▸ **Aim**: Identify each line below that contains the word "subtitle", and copy it out.
════════
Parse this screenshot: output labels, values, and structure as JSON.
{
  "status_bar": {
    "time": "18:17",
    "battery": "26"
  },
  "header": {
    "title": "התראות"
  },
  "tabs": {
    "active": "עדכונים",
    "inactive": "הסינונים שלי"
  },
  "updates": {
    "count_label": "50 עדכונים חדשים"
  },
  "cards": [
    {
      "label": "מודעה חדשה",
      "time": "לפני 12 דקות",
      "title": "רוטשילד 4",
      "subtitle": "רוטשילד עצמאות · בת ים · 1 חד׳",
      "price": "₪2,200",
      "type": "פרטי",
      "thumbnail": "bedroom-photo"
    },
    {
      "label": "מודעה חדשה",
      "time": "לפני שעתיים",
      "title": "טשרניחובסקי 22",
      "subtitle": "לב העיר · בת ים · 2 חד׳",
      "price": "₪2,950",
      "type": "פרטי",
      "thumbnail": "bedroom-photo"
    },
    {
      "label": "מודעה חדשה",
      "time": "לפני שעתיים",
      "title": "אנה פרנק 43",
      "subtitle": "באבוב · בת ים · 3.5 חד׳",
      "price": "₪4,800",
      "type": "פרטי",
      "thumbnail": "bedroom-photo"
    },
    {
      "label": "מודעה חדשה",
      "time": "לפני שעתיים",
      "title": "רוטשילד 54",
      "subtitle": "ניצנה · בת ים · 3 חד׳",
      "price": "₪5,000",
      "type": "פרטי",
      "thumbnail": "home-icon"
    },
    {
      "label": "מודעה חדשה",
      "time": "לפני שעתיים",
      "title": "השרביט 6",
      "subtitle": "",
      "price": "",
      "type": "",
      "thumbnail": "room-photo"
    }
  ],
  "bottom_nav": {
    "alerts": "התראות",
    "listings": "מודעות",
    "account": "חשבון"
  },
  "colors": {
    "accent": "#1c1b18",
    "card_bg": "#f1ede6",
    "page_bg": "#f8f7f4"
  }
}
════════
▸ **Solution to this exercise**:
      "subtitle": "רוטשילד עצמאות · בת ים · 1 חד׳",
      "subtitle": "לב העיר · בת ים · 2 חד׳",
      "subtitle": "באבוב · בת ים · 3.5 חד׳",
      "subtitle": "ניצנה · בת ים · 3 חד׳",
      "subtitle": "",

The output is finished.